■ **What this task involves**
Copy the data below exactly, omitting any picture it contains.

--- Records supplied ---

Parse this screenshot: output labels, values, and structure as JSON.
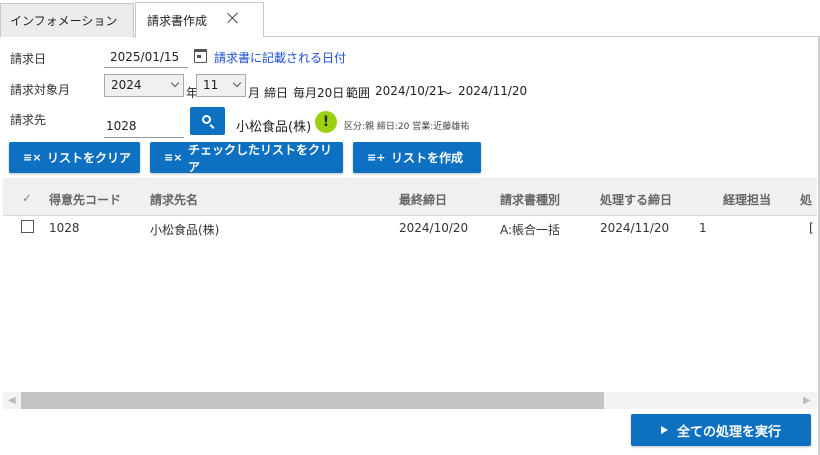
{
  "tabs": [
    {
      "label": "インフォメーション"
    },
    {
      "label": "請求書作成"
    }
  ],
  "form": {
    "invoice_date_label": "請求日",
    "invoice_date_value": "2025/01/15",
    "invoice_date_link": "請求書に記載される日付",
    "target_month_label": "請求対象月",
    "year_value": "2024",
    "year_unit": "年",
    "month_value": "11",
    "month_unit": "月",
    "closing_label": "締日",
    "closing_value": "毎月20日",
    "range_label": "範囲",
    "range_start": "2024/10/21",
    "range_sep": "〜",
    "range_end": "2024/11/20",
    "customer_label": "請求先",
    "customer_code": "1028",
    "customer_name": "小松食品(株)",
    "warning_mark": "!",
    "customer_meta": "区分:親 締日:20 営業:近藤雄祐"
  },
  "actions": {
    "clear_list": "リストをクリア",
    "clear_checked": "チェックしたリストをクリア",
    "create_list": "リストを作成",
    "execute_all": "全ての処理を実行"
  },
  "grid": {
    "check_header": "✓",
    "columns": [
      "得意先コード",
      "請求先名",
      "最終締日",
      "請求書種別",
      "処理する締日",
      "経理担当",
      "処"
    ],
    "rows": [
      {
        "code": "1028",
        "name": "小松食品(株)",
        "last_close": "2024/10/20",
        "type": "A:帳合一括",
        "process_close": "2024/11/20",
        "extra": "1",
        "tail": "["
      }
    ],
    "scroll_left": "◀",
    "scroll_right": "▶"
  },
  "colors": {
    "accent": "#0e70c0",
    "link": "#1a4fd6",
    "warning": "#9ad010"
  }
}
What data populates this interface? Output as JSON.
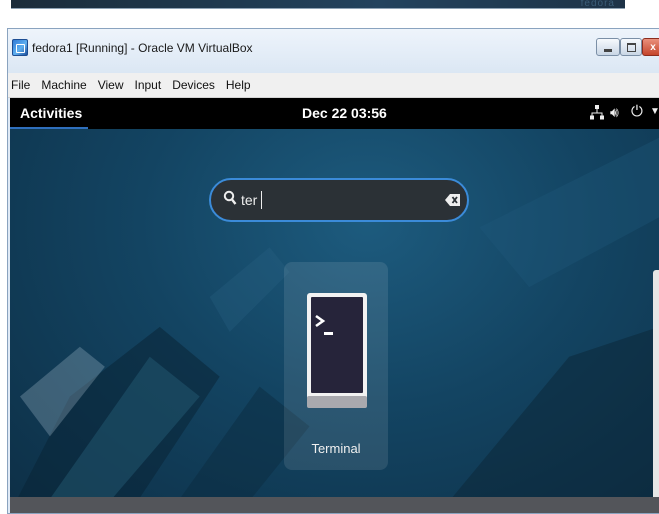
{
  "host": {
    "desktop_strip_text": "fedora"
  },
  "window": {
    "title": "fedora1 [Running] - Oracle VM VirtualBox",
    "controls": [
      "minimize",
      "maximize",
      "close"
    ],
    "close_glyph": "x"
  },
  "menubar": {
    "items": [
      "File",
      "Machine",
      "View",
      "Input",
      "Devices",
      "Help"
    ]
  },
  "gnome": {
    "activities_label": "Activities",
    "clock": "Dec 22 03:56",
    "tray_icons": [
      "network-icon",
      "volume-icon",
      "power-icon",
      "menu-arrow-icon"
    ],
    "search": {
      "value": "ter",
      "icon": "search-icon",
      "clear_icon": "clear-icon"
    },
    "results": [
      {
        "label": "Terminal",
        "icon": "terminal-icon"
      }
    ]
  },
  "colors": {
    "accent": "#3b8bd9",
    "topbar": "#000000",
    "search_bg": "#2b3136",
    "close_button": "#c5452b"
  }
}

---

■ **Exercise solution**
Parse this screenshot: output labels, values, and structure as JSON.
{
  "tabs": [
    {
      "label": "インフォメーション"
    },
    {
      "label": "請求書作成"
    }
  ],
  "form": {
    "invoice_date_label": "請求日",
    "invoice_date_value": "2025/01/15",
    "invoice_date_link": "請求書に記載される日付",
    "target_month_label": "請求対象月",
    "year_value": "2024",
    "year_unit": "年",
    "month_value": "11",
    "month_unit": "月",
    "closing_label": "締日",
    "closing_value": "毎月20日",
    "range_label": "範囲",
    "range_start": "2024/10/21",
    "range_sep": "〜",
    "range_end": "2024/11/20",
    "customer_label": "請求先",
    "customer_code": "1028",
    "customer_name": "小松食品(株)",
    "warning_mark": "!",
    "customer_meta": "区分:親 締日:20 営業:近藤雄祐"
  },
  "actions": {
    "clear_list": "リストをクリア",
    "clear_checked": "チェックしたリストをクリア",
    "create_list": "リストを作成",
    "execute_all": "全ての処理を実行"
  },
  "grid": {
    "check_header": "✓",
    "columns": [
      "得意先コード",
      "請求先名",
      "最終締日",
      "請求書種別",
      "処理する締日",
      "経理担当",
      "処"
    ],
    "rows": [
      {
        "code": "1028",
        "name": "小松食品(株)",
        "last_close": "2024/10/20",
        "type": "A:帳合一括",
        "process_close": "2024/11/20",
        "extra": "1",
        "tail": "["
      }
    ],
    "scroll_left": "◀",
    "scroll_right": "▶"
  },
  "colors": {
    "accent": "#0e70c0",
    "link": "#1a4fd6",
    "warning": "#9ad010"
  }
}
What data populates this interface? Output as JSON.
{
  "host": {
    "desktop_strip_text": "fedora"
  },
  "window": {
    "title": "fedora1 [Running] - Oracle VM VirtualBox",
    "controls": [
      "minimize",
      "maximize",
      "close"
    ],
    "close_glyph": "x"
  },
  "menubar": {
    "items": [
      "File",
      "Machine",
      "View",
      "Input",
      "Devices",
      "Help"
    ]
  },
  "gnome": {
    "activities_label": "Activities",
    "clock": "Dec 22 03:56",
    "tray_icons": [
      "network-icon",
      "volume-icon",
      "power-icon",
      "menu-arrow-icon"
    ],
    "search": {
      "value": "ter",
      "icon": "search-icon",
      "clear_icon": "clear-icon"
    },
    "results": [
      {
        "label": "Terminal",
        "icon": "terminal-icon"
      }
    ]
  },
  "colors": {
    "accent": "#3b8bd9",
    "topbar": "#000000",
    "search_bg": "#2b3136",
    "close_button": "#c5452b"
  }
}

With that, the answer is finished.